### INSTRUCTIONS TO FOLLOW
Find every line in the records below that holds the word "this", and copy it out.

-- -- --

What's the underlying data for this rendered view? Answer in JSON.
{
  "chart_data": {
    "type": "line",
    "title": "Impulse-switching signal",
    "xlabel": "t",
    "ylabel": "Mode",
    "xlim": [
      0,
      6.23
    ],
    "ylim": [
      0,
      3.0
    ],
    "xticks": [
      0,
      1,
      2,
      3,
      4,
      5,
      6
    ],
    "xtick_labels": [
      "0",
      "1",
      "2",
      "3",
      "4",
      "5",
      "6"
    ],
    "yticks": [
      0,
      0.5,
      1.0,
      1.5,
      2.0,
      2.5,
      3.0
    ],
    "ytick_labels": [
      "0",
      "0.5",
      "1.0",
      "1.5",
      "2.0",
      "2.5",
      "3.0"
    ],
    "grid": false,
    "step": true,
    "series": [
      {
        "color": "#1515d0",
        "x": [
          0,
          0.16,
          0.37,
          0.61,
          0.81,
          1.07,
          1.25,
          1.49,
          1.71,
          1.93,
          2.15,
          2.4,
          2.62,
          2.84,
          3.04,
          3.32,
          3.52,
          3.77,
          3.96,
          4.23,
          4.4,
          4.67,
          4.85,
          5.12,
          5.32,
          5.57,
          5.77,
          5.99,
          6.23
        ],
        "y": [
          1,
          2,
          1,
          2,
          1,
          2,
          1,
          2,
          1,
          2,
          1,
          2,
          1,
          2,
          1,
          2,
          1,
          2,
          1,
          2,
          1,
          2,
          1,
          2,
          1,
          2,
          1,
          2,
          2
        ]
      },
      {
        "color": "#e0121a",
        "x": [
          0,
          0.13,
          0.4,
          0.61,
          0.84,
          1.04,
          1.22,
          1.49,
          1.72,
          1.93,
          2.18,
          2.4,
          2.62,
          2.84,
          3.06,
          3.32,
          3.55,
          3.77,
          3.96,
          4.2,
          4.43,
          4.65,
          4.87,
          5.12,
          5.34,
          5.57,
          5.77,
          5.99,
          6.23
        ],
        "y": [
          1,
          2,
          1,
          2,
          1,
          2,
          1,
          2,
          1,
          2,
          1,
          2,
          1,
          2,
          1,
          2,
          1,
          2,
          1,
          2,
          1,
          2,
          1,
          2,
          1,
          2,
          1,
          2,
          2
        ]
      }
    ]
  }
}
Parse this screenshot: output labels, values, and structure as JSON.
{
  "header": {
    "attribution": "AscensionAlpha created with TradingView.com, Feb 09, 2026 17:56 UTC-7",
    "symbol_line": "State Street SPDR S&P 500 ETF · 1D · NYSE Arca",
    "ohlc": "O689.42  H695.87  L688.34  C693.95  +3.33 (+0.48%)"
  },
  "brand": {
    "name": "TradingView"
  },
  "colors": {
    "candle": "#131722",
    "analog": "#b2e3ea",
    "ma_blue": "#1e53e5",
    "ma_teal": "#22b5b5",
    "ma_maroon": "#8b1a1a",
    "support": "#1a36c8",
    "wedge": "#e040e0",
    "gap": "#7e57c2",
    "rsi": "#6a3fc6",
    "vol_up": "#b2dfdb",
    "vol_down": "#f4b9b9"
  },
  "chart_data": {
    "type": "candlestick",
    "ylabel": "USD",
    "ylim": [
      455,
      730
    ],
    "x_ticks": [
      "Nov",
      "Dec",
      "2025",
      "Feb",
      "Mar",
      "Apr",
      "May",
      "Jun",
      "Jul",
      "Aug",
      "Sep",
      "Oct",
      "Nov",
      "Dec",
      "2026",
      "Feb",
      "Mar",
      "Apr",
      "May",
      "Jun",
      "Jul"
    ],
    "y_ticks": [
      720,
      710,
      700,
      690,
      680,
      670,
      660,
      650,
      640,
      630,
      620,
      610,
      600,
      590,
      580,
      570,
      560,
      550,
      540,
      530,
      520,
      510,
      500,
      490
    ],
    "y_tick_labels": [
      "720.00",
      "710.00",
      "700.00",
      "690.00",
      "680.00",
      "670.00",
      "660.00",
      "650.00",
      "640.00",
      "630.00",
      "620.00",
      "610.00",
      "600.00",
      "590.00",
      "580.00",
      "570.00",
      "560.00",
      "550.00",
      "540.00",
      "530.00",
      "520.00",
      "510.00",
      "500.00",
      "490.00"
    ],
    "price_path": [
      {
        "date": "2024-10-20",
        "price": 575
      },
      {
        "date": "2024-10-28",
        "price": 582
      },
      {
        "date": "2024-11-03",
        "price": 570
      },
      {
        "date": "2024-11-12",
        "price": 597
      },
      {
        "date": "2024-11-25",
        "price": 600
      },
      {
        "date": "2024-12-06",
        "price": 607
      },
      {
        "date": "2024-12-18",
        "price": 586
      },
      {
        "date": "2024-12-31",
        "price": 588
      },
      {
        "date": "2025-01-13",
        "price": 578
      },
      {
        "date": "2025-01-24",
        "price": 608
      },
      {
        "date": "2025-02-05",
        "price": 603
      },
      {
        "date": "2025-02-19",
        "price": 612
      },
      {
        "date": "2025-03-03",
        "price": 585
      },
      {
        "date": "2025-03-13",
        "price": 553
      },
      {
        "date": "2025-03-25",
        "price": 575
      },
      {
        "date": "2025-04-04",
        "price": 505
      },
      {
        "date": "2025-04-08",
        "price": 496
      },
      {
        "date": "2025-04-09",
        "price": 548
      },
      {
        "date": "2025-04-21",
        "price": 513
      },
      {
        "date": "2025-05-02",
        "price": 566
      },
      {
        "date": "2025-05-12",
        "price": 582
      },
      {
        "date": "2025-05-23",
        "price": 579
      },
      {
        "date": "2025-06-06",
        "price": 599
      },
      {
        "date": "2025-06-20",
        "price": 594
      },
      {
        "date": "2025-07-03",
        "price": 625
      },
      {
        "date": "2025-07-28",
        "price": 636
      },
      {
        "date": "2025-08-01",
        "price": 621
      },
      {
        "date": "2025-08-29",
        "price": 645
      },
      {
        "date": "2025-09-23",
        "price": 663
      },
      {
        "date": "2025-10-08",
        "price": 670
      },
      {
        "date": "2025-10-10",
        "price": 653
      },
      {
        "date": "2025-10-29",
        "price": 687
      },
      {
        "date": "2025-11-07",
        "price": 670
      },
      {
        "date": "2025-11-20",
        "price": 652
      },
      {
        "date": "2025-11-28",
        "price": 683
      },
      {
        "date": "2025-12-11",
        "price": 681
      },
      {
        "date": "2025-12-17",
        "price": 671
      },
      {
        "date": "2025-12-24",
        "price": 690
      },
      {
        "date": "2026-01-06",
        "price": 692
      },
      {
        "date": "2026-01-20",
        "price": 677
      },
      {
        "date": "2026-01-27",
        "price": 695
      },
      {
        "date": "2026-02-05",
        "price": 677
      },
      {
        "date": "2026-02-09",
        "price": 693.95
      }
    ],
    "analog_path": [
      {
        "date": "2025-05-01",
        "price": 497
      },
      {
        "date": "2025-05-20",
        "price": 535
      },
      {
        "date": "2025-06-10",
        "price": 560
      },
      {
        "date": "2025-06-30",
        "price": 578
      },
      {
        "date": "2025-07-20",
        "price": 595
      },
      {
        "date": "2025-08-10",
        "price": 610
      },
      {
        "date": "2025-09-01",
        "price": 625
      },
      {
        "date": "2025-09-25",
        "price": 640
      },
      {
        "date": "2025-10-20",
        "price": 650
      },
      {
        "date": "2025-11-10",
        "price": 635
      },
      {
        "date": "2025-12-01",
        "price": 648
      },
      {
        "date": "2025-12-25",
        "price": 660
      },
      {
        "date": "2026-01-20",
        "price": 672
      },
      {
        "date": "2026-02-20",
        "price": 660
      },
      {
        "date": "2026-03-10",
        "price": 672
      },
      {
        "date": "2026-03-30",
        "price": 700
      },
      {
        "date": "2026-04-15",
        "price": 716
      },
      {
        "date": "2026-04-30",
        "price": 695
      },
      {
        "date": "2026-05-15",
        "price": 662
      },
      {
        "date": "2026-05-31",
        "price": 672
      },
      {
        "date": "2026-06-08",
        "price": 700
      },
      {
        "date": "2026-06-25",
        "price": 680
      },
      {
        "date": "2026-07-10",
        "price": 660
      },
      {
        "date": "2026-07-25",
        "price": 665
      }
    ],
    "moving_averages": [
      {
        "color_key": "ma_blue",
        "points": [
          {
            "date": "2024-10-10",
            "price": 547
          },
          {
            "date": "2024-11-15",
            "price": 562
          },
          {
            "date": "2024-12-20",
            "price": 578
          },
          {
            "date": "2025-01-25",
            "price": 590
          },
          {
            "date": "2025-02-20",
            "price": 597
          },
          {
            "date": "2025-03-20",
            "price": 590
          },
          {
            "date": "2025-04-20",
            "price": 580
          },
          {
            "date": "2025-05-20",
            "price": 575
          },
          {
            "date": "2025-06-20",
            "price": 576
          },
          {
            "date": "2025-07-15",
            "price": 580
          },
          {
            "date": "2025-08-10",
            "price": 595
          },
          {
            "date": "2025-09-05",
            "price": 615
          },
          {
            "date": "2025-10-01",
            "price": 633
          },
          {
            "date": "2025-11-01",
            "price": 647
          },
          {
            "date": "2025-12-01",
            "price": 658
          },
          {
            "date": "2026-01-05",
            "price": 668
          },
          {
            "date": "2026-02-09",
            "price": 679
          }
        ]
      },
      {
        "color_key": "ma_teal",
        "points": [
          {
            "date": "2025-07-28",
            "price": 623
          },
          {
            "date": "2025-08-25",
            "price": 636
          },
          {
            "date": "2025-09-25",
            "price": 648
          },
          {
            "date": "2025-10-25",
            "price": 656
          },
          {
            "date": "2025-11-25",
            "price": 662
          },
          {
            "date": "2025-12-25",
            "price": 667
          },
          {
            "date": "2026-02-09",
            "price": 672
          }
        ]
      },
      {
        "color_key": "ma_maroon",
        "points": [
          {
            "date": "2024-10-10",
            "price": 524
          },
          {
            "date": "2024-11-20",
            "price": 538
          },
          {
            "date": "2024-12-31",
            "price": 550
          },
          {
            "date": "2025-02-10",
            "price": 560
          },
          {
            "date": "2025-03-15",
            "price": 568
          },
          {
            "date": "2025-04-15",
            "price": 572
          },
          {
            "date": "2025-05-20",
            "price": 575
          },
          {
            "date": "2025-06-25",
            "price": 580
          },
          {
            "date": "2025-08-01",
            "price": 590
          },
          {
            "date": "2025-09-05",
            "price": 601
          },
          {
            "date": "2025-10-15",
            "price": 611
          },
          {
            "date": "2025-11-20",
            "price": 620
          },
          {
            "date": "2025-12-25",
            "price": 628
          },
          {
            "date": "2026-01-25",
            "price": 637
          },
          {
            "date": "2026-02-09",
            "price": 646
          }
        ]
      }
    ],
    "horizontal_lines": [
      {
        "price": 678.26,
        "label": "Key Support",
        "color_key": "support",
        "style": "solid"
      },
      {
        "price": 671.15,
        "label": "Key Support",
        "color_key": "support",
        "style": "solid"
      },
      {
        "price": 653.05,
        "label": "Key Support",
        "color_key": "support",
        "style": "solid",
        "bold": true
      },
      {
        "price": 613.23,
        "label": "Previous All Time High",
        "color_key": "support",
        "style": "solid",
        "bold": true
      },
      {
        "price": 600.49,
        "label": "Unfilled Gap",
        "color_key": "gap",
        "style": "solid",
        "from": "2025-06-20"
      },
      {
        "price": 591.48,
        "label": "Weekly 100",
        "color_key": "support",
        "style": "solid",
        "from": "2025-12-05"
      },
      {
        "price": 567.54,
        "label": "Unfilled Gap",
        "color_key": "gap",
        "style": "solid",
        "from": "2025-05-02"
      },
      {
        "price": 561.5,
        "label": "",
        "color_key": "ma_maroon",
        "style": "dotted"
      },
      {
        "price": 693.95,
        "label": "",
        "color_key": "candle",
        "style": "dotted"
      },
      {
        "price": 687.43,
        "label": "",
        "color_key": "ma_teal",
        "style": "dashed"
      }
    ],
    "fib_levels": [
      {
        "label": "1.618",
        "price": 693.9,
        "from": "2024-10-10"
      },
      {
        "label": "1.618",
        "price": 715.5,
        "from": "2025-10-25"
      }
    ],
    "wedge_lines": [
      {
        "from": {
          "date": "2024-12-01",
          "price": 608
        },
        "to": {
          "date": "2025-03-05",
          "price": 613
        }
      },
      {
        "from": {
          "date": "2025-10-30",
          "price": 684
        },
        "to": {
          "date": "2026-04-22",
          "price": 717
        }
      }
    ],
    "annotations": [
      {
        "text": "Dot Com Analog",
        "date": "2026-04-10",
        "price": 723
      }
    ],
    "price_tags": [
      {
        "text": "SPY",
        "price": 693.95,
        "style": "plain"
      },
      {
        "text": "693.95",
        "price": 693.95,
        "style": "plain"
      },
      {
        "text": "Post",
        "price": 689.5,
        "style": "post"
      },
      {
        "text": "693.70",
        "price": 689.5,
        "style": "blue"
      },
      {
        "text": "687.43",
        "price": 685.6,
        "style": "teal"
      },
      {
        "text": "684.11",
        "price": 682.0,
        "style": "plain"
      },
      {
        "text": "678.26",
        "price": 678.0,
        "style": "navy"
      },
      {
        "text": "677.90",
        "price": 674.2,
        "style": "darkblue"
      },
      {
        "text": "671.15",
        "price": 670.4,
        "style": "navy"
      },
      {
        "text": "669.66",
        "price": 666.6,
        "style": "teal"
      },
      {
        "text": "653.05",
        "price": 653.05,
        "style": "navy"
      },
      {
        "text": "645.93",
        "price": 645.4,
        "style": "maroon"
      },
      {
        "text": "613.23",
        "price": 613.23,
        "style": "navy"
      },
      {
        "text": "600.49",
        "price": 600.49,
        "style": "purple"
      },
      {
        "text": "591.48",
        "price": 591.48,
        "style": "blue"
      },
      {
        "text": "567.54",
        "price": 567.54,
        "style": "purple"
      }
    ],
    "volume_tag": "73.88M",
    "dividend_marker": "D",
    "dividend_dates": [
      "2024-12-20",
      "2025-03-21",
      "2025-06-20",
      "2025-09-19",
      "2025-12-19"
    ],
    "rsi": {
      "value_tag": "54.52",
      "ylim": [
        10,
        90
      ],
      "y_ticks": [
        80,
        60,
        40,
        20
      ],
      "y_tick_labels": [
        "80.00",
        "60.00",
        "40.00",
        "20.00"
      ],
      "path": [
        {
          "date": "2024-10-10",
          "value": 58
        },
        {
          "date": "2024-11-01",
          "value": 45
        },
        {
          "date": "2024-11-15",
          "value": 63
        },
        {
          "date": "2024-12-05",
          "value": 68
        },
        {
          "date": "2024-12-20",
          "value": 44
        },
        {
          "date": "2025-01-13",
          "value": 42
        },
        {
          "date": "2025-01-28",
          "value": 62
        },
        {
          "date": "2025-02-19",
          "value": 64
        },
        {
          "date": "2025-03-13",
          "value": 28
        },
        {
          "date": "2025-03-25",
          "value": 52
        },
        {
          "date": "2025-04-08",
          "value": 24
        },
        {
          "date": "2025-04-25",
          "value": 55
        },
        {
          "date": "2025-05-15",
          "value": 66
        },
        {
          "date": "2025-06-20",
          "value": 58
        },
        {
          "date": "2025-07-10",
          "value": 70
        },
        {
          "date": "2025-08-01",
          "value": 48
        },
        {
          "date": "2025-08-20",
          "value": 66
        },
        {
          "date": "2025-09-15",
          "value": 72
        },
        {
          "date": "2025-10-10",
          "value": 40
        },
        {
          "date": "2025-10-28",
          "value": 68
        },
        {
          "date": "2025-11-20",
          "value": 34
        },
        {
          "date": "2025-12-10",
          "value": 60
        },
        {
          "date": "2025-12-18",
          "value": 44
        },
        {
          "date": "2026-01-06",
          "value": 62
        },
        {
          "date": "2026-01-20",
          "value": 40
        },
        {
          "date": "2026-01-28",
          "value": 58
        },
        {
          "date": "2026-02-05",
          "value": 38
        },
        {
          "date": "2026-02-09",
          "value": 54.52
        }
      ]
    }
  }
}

-- -- --

### EXERCISE SOLUTION
What's the underlying data for this rendered view? Answer in JSON.
Parse this screenshot: output labels, values, and structure as JSON.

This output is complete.